- Source:
[BEGIN]

NYFF: "Amour" & "No" Are Worthy Oscar Contenders

The Oscar race for Best Foreign Language Film is particularly exciting this year. We have more contenders than ever (71!) and so many strong films that the Academy's always controversial foreign language branch will undoubtedly piss various contingencies off when they announce the finalist list and then the nominees. They could lessen the size of the outcry each year if only their finalist list were 12 films long. It's so strange that they make it small enough (9 films) that those films which miss the nomination are in the minority and, thus, look particularly snubbed... numerically speaking. I've already raved about the Pinoy movie "Bwakaw", and here are two other worthy candidates for this annual honor. Don't miss them if you get a chance to see them

AMOUR (Austria)
“Ladies and Gentlemen, people die. That’s all you need to know.” This line, a recurring catchphrase from aging chanteuse Kiki (Justin Bond) in the now departed Kiki & Herb act, used to make me howl with laughter. It was a perfect punchline, soaked as it was in booze and tragicomic matter-of-factness. People do die. Death is a fact of life but we spend so much time denying it that it often feels completely abstract, an imagined fate rather than an eventual one. But as Anne (Emmanuelle Riva), the elderly woman at the heart of Michael Haneke’s new film reminds us:

Imagination and reality have little in common.”

[END]

- Data:
[BEGIN]

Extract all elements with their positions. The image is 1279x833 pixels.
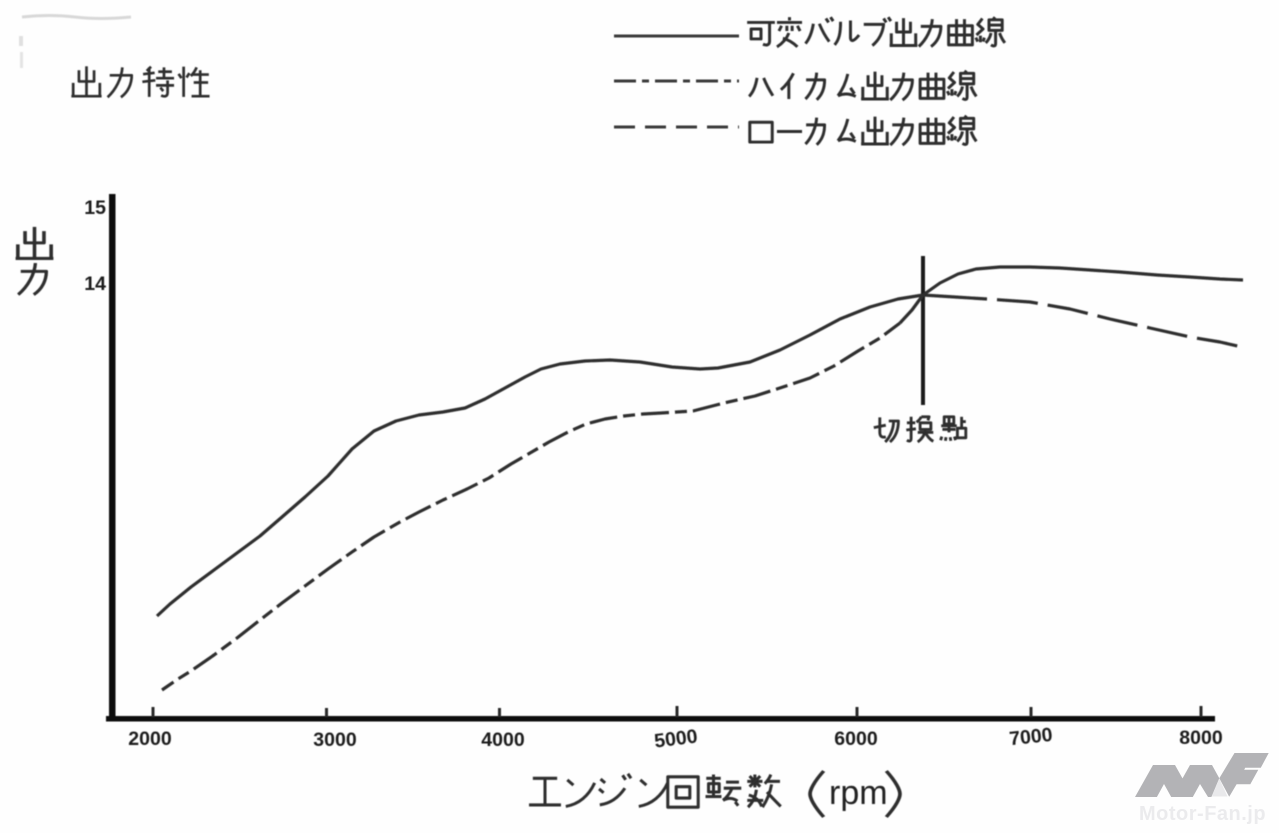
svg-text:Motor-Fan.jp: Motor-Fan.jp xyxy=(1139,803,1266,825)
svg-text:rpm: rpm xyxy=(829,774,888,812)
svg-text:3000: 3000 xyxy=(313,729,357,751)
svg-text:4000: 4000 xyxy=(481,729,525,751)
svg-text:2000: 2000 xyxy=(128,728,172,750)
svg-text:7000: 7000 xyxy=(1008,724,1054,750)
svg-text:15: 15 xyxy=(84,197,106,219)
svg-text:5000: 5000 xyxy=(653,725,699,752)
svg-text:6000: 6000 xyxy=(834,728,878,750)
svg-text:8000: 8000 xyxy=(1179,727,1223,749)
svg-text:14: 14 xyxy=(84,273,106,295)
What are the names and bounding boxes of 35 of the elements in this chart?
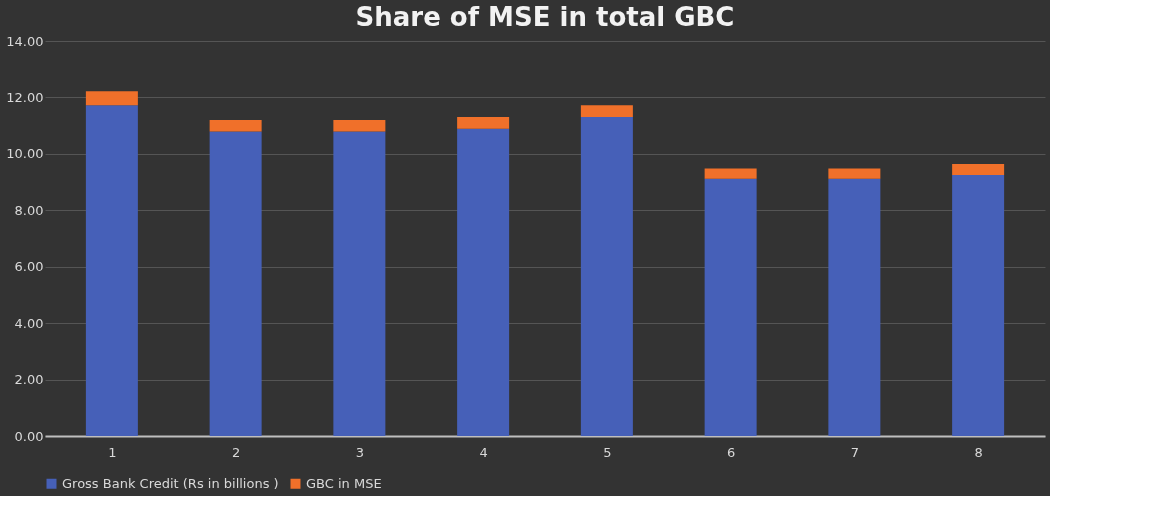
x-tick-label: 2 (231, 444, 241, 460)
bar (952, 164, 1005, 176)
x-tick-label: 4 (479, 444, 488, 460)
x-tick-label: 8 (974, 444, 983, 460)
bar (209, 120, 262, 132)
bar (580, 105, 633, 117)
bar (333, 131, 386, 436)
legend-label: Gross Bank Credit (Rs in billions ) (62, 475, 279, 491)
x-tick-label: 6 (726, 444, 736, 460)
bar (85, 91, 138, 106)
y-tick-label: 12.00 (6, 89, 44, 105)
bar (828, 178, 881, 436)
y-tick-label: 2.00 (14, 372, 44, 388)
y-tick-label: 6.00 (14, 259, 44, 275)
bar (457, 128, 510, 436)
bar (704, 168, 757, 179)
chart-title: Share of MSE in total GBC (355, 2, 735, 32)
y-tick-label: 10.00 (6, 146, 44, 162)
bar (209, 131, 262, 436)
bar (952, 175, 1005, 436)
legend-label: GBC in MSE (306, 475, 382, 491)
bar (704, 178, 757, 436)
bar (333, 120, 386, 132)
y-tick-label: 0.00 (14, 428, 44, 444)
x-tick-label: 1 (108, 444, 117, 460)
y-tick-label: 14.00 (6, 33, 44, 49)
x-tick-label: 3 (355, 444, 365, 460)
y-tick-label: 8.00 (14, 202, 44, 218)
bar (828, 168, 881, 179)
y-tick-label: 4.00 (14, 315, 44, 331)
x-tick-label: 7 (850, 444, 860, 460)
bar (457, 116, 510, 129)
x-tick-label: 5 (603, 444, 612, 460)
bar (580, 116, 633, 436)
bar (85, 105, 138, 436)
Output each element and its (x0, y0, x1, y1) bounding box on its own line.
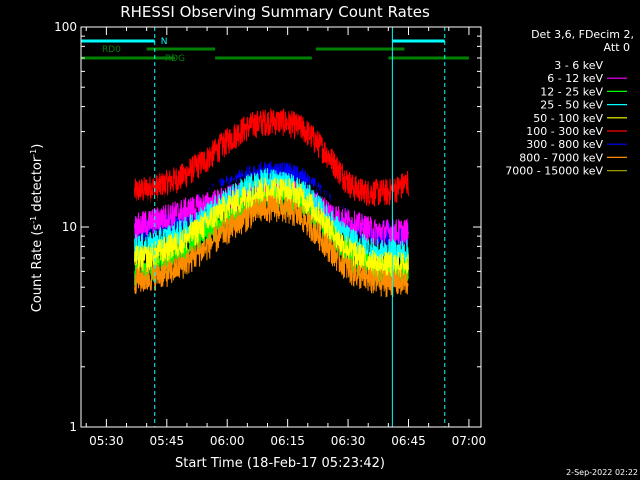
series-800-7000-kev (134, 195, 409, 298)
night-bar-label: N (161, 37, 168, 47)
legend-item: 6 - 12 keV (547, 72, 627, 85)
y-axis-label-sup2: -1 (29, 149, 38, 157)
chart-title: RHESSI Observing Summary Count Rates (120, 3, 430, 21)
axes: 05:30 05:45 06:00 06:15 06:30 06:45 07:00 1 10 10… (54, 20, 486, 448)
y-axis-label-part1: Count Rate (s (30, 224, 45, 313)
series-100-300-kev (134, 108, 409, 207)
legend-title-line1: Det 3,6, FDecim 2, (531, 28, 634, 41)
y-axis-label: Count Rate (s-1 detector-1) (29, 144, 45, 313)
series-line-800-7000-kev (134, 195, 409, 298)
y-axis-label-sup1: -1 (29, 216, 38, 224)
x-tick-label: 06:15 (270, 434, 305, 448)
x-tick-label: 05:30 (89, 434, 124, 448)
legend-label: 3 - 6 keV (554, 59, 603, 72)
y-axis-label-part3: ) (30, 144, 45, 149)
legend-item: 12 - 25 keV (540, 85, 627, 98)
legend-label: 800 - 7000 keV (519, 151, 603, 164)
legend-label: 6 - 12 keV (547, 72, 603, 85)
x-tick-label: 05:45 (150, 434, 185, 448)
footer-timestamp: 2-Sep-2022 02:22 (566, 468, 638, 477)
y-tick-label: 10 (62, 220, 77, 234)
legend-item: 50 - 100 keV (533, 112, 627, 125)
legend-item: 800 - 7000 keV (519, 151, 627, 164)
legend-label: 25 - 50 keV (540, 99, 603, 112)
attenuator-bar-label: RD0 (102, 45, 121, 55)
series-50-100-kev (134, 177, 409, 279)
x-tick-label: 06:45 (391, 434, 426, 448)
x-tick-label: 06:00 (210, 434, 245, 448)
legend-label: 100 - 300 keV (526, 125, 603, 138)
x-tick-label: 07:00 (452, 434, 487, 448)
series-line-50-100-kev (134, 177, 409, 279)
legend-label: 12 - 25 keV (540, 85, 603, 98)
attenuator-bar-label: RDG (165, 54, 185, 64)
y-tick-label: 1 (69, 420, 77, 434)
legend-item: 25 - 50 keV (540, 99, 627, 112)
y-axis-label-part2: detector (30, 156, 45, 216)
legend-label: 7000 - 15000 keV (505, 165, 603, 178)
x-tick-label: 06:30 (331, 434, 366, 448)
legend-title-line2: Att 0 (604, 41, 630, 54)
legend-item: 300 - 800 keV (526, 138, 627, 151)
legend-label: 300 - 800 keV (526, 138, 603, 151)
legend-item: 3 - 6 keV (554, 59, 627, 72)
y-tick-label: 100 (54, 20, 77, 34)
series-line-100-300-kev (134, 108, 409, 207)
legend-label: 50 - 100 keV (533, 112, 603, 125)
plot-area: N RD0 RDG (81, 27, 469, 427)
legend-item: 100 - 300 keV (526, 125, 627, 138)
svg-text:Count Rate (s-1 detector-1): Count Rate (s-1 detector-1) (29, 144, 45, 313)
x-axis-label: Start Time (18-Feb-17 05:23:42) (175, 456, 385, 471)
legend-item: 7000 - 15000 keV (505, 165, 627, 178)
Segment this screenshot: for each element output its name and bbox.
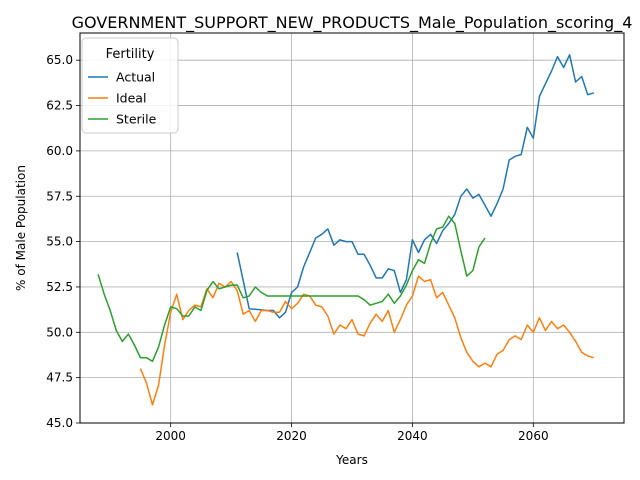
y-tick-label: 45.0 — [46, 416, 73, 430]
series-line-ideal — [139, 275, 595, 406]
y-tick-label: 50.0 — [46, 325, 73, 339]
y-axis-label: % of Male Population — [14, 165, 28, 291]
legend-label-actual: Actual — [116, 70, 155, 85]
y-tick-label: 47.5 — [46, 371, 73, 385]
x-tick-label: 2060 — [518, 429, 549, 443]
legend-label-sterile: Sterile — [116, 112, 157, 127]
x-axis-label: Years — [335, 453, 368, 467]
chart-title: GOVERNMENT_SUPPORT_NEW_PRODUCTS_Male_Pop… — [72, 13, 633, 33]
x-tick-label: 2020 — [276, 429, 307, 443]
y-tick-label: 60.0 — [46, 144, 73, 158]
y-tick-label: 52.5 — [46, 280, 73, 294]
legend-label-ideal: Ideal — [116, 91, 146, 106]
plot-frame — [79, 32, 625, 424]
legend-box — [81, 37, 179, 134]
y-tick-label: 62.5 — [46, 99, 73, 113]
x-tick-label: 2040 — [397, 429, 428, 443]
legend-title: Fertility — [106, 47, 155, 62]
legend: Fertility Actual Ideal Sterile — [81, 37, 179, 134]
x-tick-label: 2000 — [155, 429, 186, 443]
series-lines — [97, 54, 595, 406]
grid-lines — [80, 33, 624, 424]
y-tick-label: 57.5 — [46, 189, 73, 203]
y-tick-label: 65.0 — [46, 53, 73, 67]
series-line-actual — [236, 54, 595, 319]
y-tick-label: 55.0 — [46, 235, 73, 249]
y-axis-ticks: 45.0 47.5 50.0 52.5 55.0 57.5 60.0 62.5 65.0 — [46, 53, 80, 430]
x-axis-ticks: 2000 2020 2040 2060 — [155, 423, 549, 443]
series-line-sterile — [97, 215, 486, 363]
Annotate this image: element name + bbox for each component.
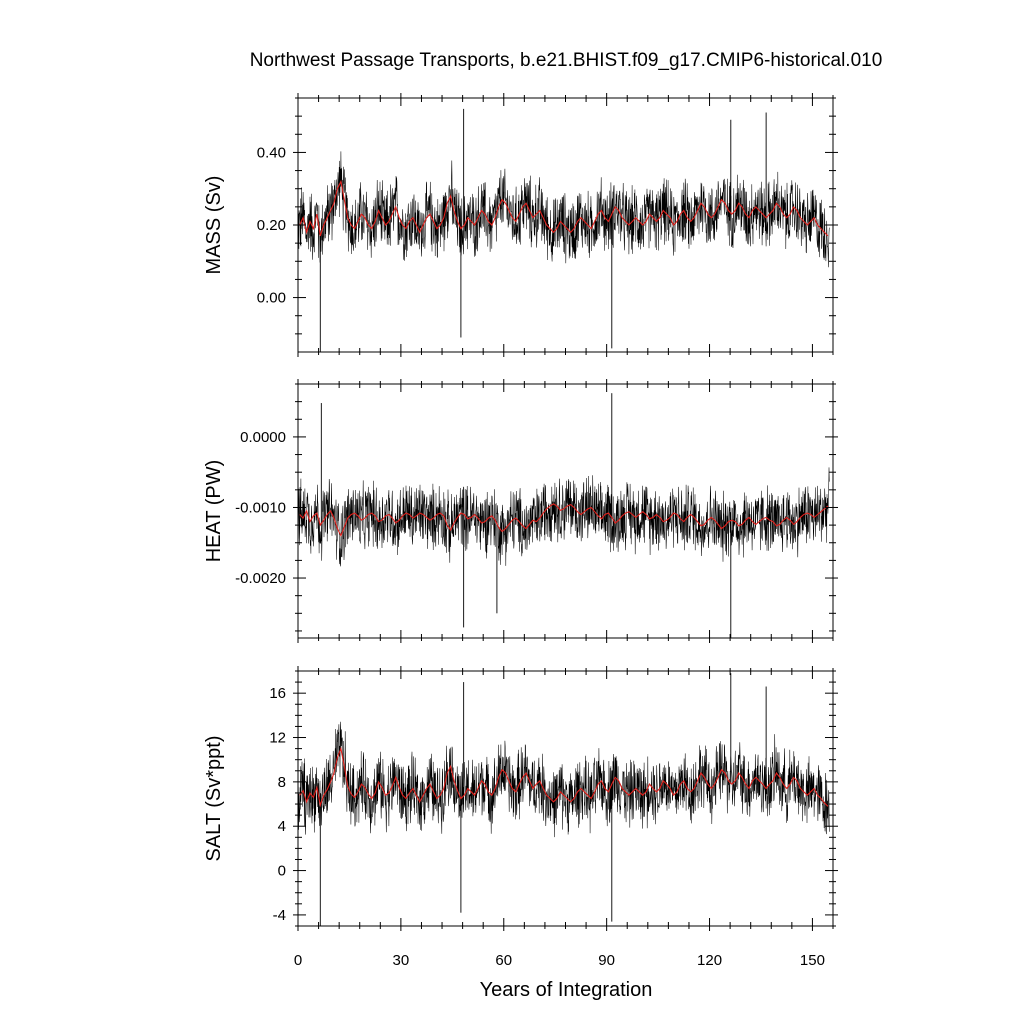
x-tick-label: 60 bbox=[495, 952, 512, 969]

[END]

- To be done:
[A] Translate this sentence from the review of Oscar foreign-language contenders into Spanish: "The Oscar race for Best Foreign Language Film is particularly exciting this year."
[B] Carry on the film review of Oscar foreign-language contenders from its final sentence.

- Answer set:
[A] La carrera por el Óscar a la mejor película en lengua extranjera es especialmente emocionante este año.

[B]
At first Haneke keeps his customary distance. Were it not for early publicity or the disturbing pre-title sequence that shows us a woman's decomposing body surrounded by flowers, we wouldn't even know who the principle characters were during the post-title opening shot, a crowd watching a piano recital. As in the finale of Haneke's best film (Caché) the director doesn't help you decide where to look; it's your job to find the narrative. But one of the strongest directorial impulses in Amour is Haneke's barely perceptible but undeniably tightening focus on the couple. Each scene seems to bring us closer to Anne and Georges (Jean-Louis Trigninant), a happy well-off couple in their eighties who enjoy literature, cultural events, and visits from their daughter (Isabelle Huppert) and Anne's former student (the pianist Alexandre Tharaud who appears to be playing himself). The first close-ups of note, an utterly captivating shot/reverse shot of the couple as Anne all but vanishes from a conversation in progress, is the bomb dropping...

Michael Haneke with his actors on the set of "Amour"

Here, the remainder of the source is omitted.